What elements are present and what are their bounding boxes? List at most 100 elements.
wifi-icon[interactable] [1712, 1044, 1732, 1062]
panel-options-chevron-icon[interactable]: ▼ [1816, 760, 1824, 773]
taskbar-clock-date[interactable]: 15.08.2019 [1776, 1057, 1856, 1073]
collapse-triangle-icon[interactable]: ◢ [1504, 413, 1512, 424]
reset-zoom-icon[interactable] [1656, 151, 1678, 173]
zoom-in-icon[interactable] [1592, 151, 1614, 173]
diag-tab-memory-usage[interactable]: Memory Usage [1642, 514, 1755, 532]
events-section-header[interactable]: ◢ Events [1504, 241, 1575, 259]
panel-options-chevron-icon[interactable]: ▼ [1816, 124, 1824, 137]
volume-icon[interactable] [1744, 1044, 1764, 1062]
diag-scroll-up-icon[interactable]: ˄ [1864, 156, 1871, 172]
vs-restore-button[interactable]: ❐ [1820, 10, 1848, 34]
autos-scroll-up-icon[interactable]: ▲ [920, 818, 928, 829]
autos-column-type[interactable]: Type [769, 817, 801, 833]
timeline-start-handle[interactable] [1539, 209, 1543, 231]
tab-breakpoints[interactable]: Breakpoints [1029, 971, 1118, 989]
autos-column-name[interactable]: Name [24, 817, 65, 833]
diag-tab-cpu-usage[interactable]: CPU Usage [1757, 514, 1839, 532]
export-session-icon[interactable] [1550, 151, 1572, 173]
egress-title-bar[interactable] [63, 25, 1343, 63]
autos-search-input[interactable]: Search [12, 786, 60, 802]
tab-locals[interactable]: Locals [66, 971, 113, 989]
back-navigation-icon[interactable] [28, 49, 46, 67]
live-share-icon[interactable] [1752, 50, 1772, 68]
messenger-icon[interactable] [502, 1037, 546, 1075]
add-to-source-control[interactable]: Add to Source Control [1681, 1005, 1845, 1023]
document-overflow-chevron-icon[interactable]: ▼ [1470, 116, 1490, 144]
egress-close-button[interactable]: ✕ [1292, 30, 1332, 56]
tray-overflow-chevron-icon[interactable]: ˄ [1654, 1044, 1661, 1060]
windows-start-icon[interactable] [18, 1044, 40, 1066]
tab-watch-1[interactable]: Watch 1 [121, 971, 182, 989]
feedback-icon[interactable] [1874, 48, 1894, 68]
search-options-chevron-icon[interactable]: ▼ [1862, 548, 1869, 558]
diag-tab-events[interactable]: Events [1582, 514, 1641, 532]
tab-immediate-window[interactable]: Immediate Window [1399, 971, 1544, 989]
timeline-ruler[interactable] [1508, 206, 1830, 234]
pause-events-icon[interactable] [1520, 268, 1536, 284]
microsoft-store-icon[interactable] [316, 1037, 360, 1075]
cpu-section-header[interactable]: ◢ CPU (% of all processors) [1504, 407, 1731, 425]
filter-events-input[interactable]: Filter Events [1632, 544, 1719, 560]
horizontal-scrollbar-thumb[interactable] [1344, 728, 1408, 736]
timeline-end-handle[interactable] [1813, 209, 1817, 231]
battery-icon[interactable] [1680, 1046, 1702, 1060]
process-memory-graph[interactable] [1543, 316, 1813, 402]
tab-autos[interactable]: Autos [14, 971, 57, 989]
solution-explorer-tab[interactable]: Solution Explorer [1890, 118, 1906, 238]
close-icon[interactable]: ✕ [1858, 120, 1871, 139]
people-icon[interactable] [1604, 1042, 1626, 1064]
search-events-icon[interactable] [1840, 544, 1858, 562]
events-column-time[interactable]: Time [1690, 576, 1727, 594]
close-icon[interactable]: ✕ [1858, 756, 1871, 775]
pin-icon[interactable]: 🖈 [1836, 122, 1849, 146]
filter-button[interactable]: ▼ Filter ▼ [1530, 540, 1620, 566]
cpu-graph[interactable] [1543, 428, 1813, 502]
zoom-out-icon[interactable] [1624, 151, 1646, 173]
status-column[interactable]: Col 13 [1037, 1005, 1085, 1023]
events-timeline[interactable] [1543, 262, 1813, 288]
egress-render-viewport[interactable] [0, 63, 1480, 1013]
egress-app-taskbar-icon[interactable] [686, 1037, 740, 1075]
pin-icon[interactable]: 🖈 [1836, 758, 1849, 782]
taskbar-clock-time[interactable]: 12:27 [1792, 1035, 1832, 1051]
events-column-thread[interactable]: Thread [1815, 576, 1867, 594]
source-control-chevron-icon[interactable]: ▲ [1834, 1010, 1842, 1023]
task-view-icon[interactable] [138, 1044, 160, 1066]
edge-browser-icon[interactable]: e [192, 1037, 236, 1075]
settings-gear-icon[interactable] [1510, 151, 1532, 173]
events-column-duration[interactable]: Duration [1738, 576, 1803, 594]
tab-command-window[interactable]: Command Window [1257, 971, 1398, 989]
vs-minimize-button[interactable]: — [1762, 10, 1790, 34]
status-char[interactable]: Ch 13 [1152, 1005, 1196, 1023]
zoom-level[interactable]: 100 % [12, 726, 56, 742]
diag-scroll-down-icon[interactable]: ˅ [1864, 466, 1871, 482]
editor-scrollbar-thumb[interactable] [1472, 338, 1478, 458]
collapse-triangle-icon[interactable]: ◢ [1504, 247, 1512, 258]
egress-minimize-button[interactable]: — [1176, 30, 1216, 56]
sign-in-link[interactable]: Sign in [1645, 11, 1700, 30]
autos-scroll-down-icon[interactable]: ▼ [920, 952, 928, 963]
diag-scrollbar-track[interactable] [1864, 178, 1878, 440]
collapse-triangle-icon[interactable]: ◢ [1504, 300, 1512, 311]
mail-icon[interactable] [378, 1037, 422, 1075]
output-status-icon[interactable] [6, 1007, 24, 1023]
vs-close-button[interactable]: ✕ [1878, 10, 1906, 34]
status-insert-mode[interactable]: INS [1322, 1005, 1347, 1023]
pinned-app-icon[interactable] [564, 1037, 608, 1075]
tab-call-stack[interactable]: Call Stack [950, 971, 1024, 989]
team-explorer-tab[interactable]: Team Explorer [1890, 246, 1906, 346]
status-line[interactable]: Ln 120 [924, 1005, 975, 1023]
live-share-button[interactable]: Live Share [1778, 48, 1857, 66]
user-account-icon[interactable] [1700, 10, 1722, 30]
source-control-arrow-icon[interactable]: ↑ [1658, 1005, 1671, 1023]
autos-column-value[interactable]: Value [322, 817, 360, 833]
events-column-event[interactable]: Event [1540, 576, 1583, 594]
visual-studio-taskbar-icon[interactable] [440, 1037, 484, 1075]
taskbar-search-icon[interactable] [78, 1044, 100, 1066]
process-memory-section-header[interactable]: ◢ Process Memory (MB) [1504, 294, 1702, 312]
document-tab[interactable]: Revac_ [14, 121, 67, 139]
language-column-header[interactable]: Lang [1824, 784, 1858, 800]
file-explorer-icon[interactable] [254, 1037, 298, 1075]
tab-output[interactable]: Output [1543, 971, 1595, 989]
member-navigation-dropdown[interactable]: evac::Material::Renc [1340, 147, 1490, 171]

• [Stated exercise] Convert every line of the listing above into a JSON list of strings, one string per line, and leave out any blank lines.

• [Solution below]
[
  "What elements are present and what are their bounding boxes? List at most 100 elements.",
  "wifi-icon[interactable] [1712, 1044, 1732, 1062]",
  "panel-options-chevron-icon[interactable]: ▼ [1816, 760, 1824, 773]",
  "taskbar-clock-date[interactable]: 15.08.2019 [1776, 1057, 1856, 1073]",
  "collapse-triangle-icon[interactable]: ◢ [1504, 413, 1512, 424]",
  "reset-zoom-icon[interactable] [1656, 151, 1678, 173]",
  "zoom-in-icon[interactable] [1592, 151, 1614, 173]",
  "diag-tab-memory-usage[interactable]: Memory Usage [1642, 514, 1755, 532]",
  "events-section-header[interactable]: ◢ Events [1504, 241, 1575, 259]",
  "panel-options-chevron-icon[interactable]: ▼ [1816, 124, 1824, 137]",
  "volume-icon[interactable] [1744, 1044, 1764, 1062]",
  "diag-scroll-up-icon[interactable]: ˄ [1864, 156, 1871, 172]",
  "vs-restore-button[interactable]: ❐ [1820, 10, 1848, 34]",
  "autos-scroll-up-icon[interactable]: ▲ [920, 818, 928, 829]",
  "autos-column-type[interactable]: Type [769, 817, 801, 833]",
  "timeline-start-handle[interactable] [1539, 209, 1543, 231]",
  "tab-breakpoints[interactable]: Breakpoints [1029, 971, 1118, 989]",
  "autos-column-name[interactable]: Name [24, 817, 65, 833]",
  "diag-tab-cpu-usage[interactable]: CPU Usage [1757, 514, 1839, 532]",
  "export-session-icon[interactable] [1550, 151, 1572, 173]",
  "egress-title-bar[interactable] [63, 25, 1343, 63]",
  "autos-search-input[interactable]: Search [12, 786, 60, 802]",
  "tab-locals[interactable]: Locals [66, 971, 113, 989]",
  "back-navigation-icon[interactable] [28, 49, 46, 67]",
  "live-share-icon[interactable] [1752, 50, 1772, 68]",
  "messenger-icon[interactable] [502, 1037, 546, 1075]",
  "add-to-source-control[interactable]: Add to Source Control [1681, 1005, 1845, 1023]",
  "document-overflow-chevron-icon[interactable]: ▼ [1470, 116, 1490, 144]",
  "egress-close-button[interactable]: ✕ [1292, 30, 1332, 56]",
  "tray-overflow-chevron-icon[interactable]: ˄ [1654, 1044, 1661, 1060]",
  "windows-start-icon[interactable] [18, 1044, 40, 1066]",
  "tab-watch-1[interactable]: Watch 1 [121, 971, 182, 989]",
  "feedback-icon[interactable] [1874, 48, 1894, 68]",
  "search-options-chevron-icon[interactable]: ▼ [1862, 548, 1869, 558]",
  "diag-tab-events[interactable]: Events [1582, 514, 1641, 532]",
  "tab-immediate-window[interactable]: Immediate Window [1399, 971, 1544, 989]",
  "timeline-ruler[interactable] [1508, 206, 1830, 234]",
  "pause-events-icon[interactable] [1520, 268, 1536, 284]",
  "microsoft-store-icon[interactable] [316, 1037, 360, 1075]",
  "cpu-section-header[interactable]: ◢ CPU (% of all processors) [1504, 407, 1731, 425]",
  "filter-events-input[interactable]: Filter Events [1632, 544, 1719, 560]",
  "horizontal-scrollbar-thumb[interactable] [1344, 728, 1408, 736]",
  "timeline-end-handle[interactable] [1813, 209, 1817, 231]",
  "battery-icon[interactable] [1680, 1046, 1702, 1060]",
  "process-memory-graph[interactable] [1543, 316, 1813, 402]",
  "tab-autos[interactable]: Autos [14, 971, 57, 989]",
  "solution-explorer-tab[interactable]: Solution Explorer [1890, 118, 1906, 238]",
  "close-icon[interactable]: ✕ [1858, 120, 1871, 139]",
  "people-icon[interactable] [1604, 1042, 1626, 1064]",
  "search-events-icon[interactable] [1840, 544, 1858, 562]",
  "events-column-time[interactable]: Time [1690, 576, 1727, 594]",
  "close-icon[interactable]: ✕ [1858, 756, 1871, 775]",
  "pin-icon[interactable]: 🖈 [1836, 122, 1849, 146]",
  "filter-button[interactable]: ▼ Filter ▼ [1530, 540, 1620, 566]",
  "cpu-graph[interactable] [1543, 428, 1813, 502]",
  "zoom-out-icon[interactable] [1624, 151, 1646, 173]",
  "status-column[interactable]: Col 13 [1037, 1005, 1085, 1023]",
  "events-timeline[interactable] [1543, 262, 1813, 288]",
  "egress-render-viewport[interactable] [0, 63, 1480, 1013]",
  "egress-app-taskbar-icon[interactable] [686, 1037, 740, 1075]",
  "pin-icon[interactable]: 🖈 [1836, 758, 1849, 782]",
  "taskbar-clock-time[interactable]: 12:27 [1792, 1035, 1832, 1051]",
  "events-column-thread[interactable]: Thread [1815, 576, 1867, 594]",
  "source-control-chevron-icon[interactable]: ▲ [1834, 1010, 1842, 1023]",
  "task-view-icon[interactable] [138, 1044, 160, 1066]",
  "edge-browser-icon[interactable]: e [192, 1037, 236, 1075]",
  "settings-gear-icon[interactable] [1510, 151, 1532, 173]",
  "events-column-duration[interactable]: Duration [1738, 576, 1803, 594]",
  "tab-command-window[interactable]: Command Window [1257, 971, 1398, 989]",
  "vs-minimize-button[interactable]: — [1762, 10, 1790, 34]",
  "status-char[interactable]: Ch 13 [1152, 1005, 1196, 1023]",
  "zoom-level[interactable]: 100 % [12, 726, 56, 742]",
  "diag-scroll-down-icon[interactable]: ˅ [1864, 466, 1871, 482]",
  "editor-scrollbar-thumb[interactable] [1472, 338, 1478, 458]",
  "collapse-triangle-icon[interactable]: ◢ [1504, 247, 1512, 258]",
  "egress-minimize-button[interactable]: — [1176, 30, 1216, 56]",
  "sign-in-link[interactable]: Sign in [1645, 11, 1700, 30]",
  "autos-scroll-down-icon[interactable]: ▼ [920, 952, 928, 963]",
  "diag-scrollbar-track[interactable] [1864, 178, 1878, 440]",
  "collapse-triangle-icon[interactable]: ◢ [1504, 300, 1512, 311]",
  "mail-icon[interactable] [378, 1037, 422, 1075]",
  "output-status-icon[interactable] [6, 1007, 24, 1023]",
  "vs-close-button[interactable]: ✕ [1878, 10, 1906, 34]",
  "status-insert-mode[interactable]: INS [1322, 1005, 1347, 1023]",
  "pinned-app-icon[interactable] [564, 1037, 608, 1075]",
  "tab-call-stack[interactable]: Call Stack [950, 971, 1024, 989]",
  "team-explorer-tab[interactable]: Team Explorer [1890, 246, 1906, 346]",
  "status-line[interactable]: Ln 120 [924, 1005, 975, 1023]",
  "live-share-button[interactable]: Live Share [1778, 48, 1857, 66]",
  "user-account-icon[interactable] [1700, 10, 1722, 30]",
  "source-control-arrow-icon[interactable]: ↑ [1658, 1005, 1671, 1023]",
  "autos-column-value[interactable]: Value [322, 817, 360, 833]",
  "events-column-event[interactable]: Event [1540, 576, 1583, 594]",
  "visual-studio-taskbar-icon[interactable] [440, 1037, 484, 1075]",
  "taskbar-search-icon[interactable] [78, 1044, 100, 1066]",
  "process-memory-section-header[interactable]: ◢ Process Memory (MB) [1504, 294, 1702, 312]",
  "document-tab[interactable]: Revac_ [14, 121, 67, 139]",
  "language-column-header[interactable]: Lang [1824, 784, 1858, 800]",
  "file-explorer-icon[interactable] [254, 1037, 298, 1075]",
  "tab-output[interactable]: Output [1543, 971, 1595, 989]",
  "member-navigation-dropdown[interactable]: evac::Material::Renc [1340, 147, 1490, 171]"
]